■ WHAT IS NEEDED: Gather from the listing below each line that includes the word "wheels", and copy it.

(Stored data)
Start

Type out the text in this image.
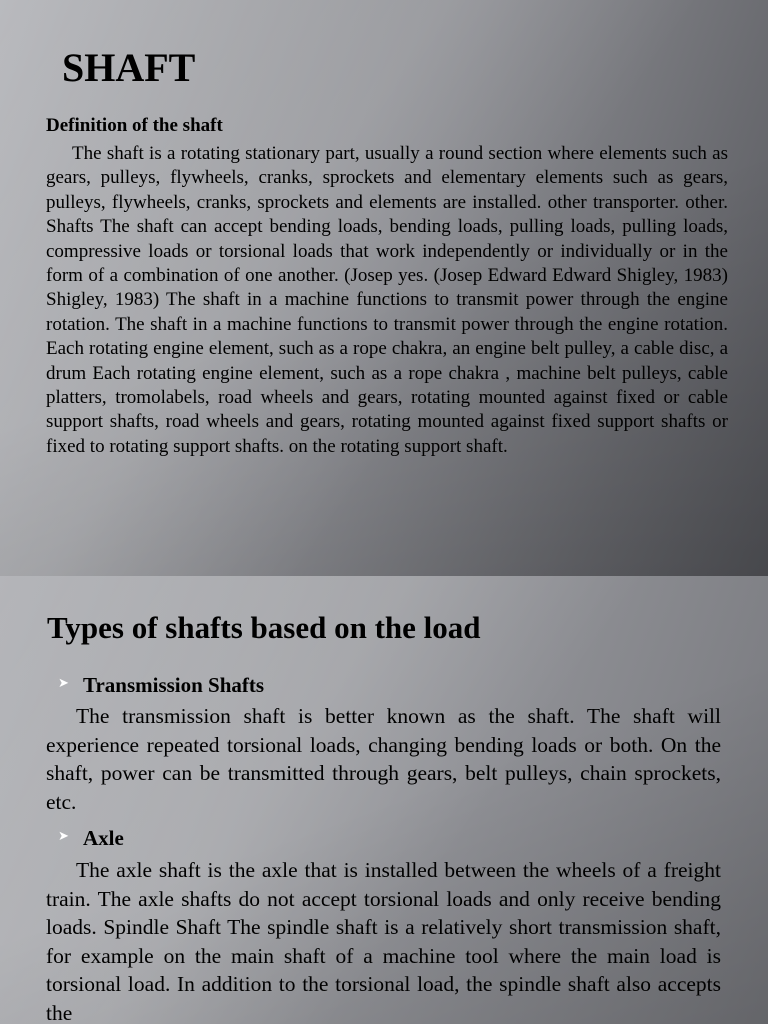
SHAFT
Definition of the shaft

The shaft is a rotating stationary part, usually a round section where elements such as gears, pulleys, flywheels, cranks, sprockets and elementary elements such as gears, pulleys, flywheels, cranks, sprockets and elements are installed. other transporter. other. Shafts The shaft can accept bending loads, bending loads, pulling loads, pulling loads, compressive loads or torsional loads that work independently or individually or in the form of a combination of one another. (Josep yes. (Josep Edward Edward Shigley, 1983) Shigley, 1983) The shaft in a machine functions to transmit power through the engine rotation. The shaft in a machine functions to transmit power through the engine rotation. Each rotating engine element, such as a rope chakra, an engine belt pulley, a cable disc, a drum Each rotating engine element, such as a rope chakra , machine belt pulleys, cable platters, tromolabels, road wheels and gears, rotating mounted against fixed or cable support shafts, road wheels and gears, rotating mounted against fixed support shafts or fixed to rotating support shafts. on the rotating support shaft.

Types of shafts based on the load
➤ Transmission Shafts

The transmission shaft is better known as the shaft. The shaft will experience repeated torsional loads, changing bending loads or both. On the shaft, power can be transmitted through gears, belt pulleys, chain sprockets, etc.

➤ Axle

The axle shaft is the axle that is installed between the wheels of a freight train. The axle shafts do not accept torsional loads and only receive bending loads. Spindle Shaft The spindle shaft is a relatively short transmission shaft, for example on the main shaft of a machine tool where the main load is torsional load. In addition to the torsional load, the spindle shaft also accepts the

End

■ SOLUTION TO THIS PROBLEM:
The shaft is a rotating stationary part, usually a round section where elements such as gears, pulleys, flywheels, cranks, sprockets and elementary elements such as gears, pulleys, flywheels, cranks, sprockets and elements are installed. other transporter. other. Shafts The shaft can accept bending loads, bending loads, pulling loads, pulling loads, compressive loads or torsional loads that work independently or individually or in the form of a combination of one another. (Josep yes. (Josep Edward Edward Shigley, 1983) Shigley, 1983) The shaft in a machine functions to transmit power through the engine rotation. The shaft in a machine functions to transmit power through the engine rotation. Each rotating engine element, such as a rope chakra, an engine belt pulley, a cable disc, a drum Each rotating engine element, such as a rope chakra , machine belt pulleys, cable platters, tromolabels, road wheels and gears, rotating mounted against fixed or cable support shafts, road wheels and gears, rotating mounted against fixed support shafts or fixed to rotating support shafts. on the rotating support shaft.
The axle shaft is the axle that is installed between the wheels of a freight train. The axle shafts do not accept torsional loads and only receive bending loads. Spindle Shaft The spindle shaft is a relatively short transmission shaft, for example on the main shaft of a machine tool where the main load is torsional load. In addition to the torsional load, the spindle shaft also accepts the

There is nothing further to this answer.